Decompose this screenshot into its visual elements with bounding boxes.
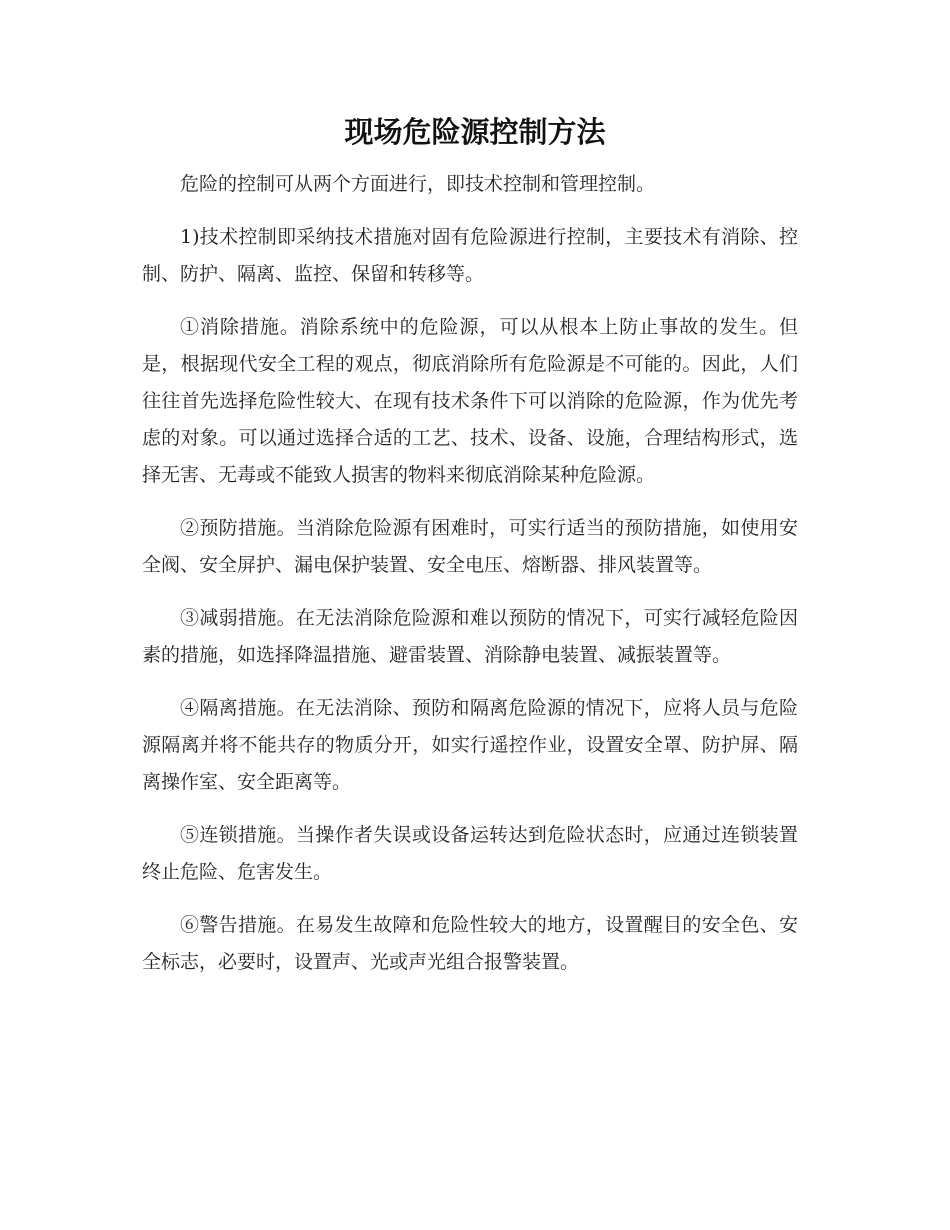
paragraph-interlock: ⑤连锁措施。当操作者失误或设备运转达到危险状态时，应通过连锁装置终止危险、危害发生。 bbox=[142, 824, 798, 883]
paragraph-mitigation: ③减弱措施。在无法消除危险源和难以预防的情况下，可实行减轻危险因素的措施，如选择降温措施、避雷装置、消除静电装置、减振装置等。 bbox=[142, 607, 798, 666]
paragraph-technical-control: 1)技术控制即采纳技术措施对固有危险源进行控制，主要技术有消除、控制、防护、隔离、监控、保留和转移等。 bbox=[142, 226, 798, 285]
document-body bbox=[142, 166, 798, 997]
paragraph-intro: 危险的控制可从两个方面进行，即技术控制和管理控制。 bbox=[180, 173, 656, 195]
paragraph-prevention: ②预防措施。当消除危险源有困难时，可实行适当的预防措施，如使用安全阀、安全屏护、漏电保护装置、安全电压、熔断器、排风装置等。 bbox=[142, 517, 798, 576]
page-title: 现场危险源控制方法 bbox=[344, 115, 606, 149]
paragraph-elimination: ①消除措施。消除系统中的危险源，可以从根本上防止事故的发生。但是，根据现代安全工程的观点，彻底消除所有危险源是不可能的。因此，人们往往首先选择危险性较大、在现有技术条件下可以消除的危险源，作为优先考虑的对象。可以通过选择合适的工艺、技术、设备、设施，合理结构形式，选择无害、无毒或不能致人损害的物料来彻底消除某种危险源。 bbox=[142, 316, 798, 486]
paragraph-isolation: ④隔离措施。在无法消除、预防和隔离危险源的情况下，应将人员与危险源隔离并将不能共存的物质分开，如实行遥控作业，设置安全罩、防护屏、隔离操作室、安全距离等。 bbox=[142, 697, 798, 793]
paragraph-warning: ⑥警告措施。在易发生故障和危险性较大的地方，设置醒目的安全色、安全标志，必要时，设置声、光或声光组合报警装置。 bbox=[142, 914, 798, 973]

================================

Set down the lines of the records above unchanged, beginning at the line that contains "824, 798, 883]" and stopping after the line that contains "316, 798, 486]".

— Task answer —
paragraph-interlock: ⑤连锁措施。当操作者失误或设备运转达到危险状态时，应通过连锁装置终止危险、危害发生。 bbox=[142, 824, 798, 883]
paragraph-mitigation: ③减弱措施。在无法消除危险源和难以预防的情况下，可实行减轻危险因素的措施，如选择降温措施、避雷装置、消除静电装置、减振装置等。 bbox=[142, 607, 798, 666]
paragraph-technical-control: 1)技术控制即采纳技术措施对固有危险源进行控制，主要技术有消除、控制、防护、隔离、监控、保留和转移等。 bbox=[142, 226, 798, 285]
document-body bbox=[142, 166, 798, 997]
paragraph-intro: 危险的控制可从两个方面进行，即技术控制和管理控制。 bbox=[180, 173, 656, 195]
paragraph-prevention: ②预防措施。当消除危险源有困难时，可实行适当的预防措施，如使用安全阀、安全屏护、漏电保护装置、安全电压、熔断器、排风装置等。 bbox=[142, 517, 798, 576]
page-title: 现场危险源控制方法 bbox=[344, 115, 606, 149]
paragraph-elimination: ①消除措施。消除系统中的危险源，可以从根本上防止事故的发生。但是，根据现代安全工程的观点，彻底消除所有危险源是不可能的。因此，人们往往首先选择危险性较大、在现有技术条件下可以消除的危险源，作为优先考虑的对象。可以通过选择合适的工艺、技术、设备、设施，合理结构形式，选择无害、无毒或不能致人损害的物料来彻底消除某种危险源。 bbox=[142, 316, 798, 486]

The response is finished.